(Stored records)
-----
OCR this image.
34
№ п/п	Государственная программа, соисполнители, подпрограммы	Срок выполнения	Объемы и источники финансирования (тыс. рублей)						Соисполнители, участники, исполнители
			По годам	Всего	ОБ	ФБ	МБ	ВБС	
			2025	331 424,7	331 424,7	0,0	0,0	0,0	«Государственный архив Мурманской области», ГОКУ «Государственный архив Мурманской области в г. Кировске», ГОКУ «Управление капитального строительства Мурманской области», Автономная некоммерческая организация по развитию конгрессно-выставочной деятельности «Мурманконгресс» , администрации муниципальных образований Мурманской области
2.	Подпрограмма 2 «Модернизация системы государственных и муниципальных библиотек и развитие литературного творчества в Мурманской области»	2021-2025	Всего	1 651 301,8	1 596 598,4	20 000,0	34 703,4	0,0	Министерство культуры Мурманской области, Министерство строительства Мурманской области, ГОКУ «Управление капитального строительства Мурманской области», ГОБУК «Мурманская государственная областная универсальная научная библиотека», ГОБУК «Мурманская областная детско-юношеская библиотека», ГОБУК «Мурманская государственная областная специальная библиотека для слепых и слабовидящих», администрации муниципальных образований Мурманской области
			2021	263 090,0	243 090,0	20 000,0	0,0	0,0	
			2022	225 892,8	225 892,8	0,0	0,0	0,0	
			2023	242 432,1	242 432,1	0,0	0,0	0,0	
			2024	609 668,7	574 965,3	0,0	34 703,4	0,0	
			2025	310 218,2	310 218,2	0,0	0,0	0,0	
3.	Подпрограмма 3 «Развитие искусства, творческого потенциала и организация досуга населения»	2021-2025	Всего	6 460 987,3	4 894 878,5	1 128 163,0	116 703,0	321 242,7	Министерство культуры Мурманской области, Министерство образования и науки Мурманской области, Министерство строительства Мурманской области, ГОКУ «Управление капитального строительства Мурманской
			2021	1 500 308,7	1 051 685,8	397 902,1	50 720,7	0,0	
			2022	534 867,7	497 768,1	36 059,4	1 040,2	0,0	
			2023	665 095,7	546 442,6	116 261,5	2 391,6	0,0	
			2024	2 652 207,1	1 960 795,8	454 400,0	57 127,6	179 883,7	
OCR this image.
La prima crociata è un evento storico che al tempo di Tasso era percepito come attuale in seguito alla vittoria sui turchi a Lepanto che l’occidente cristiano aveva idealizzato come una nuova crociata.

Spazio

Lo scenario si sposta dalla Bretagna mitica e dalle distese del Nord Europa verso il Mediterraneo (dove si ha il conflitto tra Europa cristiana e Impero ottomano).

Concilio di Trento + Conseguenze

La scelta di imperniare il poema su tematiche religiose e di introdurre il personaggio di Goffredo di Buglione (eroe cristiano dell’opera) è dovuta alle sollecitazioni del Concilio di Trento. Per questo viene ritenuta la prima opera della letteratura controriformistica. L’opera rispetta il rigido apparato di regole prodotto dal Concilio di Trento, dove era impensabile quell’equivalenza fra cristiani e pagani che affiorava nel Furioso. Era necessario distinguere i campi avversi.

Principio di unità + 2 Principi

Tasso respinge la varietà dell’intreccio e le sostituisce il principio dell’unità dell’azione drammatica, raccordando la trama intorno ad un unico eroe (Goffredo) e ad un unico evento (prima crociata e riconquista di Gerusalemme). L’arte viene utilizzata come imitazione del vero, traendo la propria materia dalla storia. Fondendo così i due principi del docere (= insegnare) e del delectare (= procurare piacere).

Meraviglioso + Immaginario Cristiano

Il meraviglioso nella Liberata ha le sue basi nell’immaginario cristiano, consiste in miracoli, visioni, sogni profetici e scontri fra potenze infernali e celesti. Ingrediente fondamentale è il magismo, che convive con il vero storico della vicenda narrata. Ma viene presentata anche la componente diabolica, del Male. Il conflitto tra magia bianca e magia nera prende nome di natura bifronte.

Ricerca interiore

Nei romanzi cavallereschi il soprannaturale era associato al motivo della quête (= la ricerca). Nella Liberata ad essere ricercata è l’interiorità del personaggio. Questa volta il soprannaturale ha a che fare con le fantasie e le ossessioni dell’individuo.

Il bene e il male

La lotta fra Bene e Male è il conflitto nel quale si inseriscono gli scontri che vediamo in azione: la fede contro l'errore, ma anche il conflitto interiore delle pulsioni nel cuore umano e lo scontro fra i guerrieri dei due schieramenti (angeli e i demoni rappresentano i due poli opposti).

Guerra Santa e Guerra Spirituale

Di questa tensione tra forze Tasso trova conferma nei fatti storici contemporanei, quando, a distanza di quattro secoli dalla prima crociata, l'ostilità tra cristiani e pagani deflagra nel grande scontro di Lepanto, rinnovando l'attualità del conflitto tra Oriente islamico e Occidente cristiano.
-----
## [EXERCISE DIRECTIONS]
Each line holding the word "eroe" counts once; report the total and nothing else.

## [EXERCISE OUTPUT]
2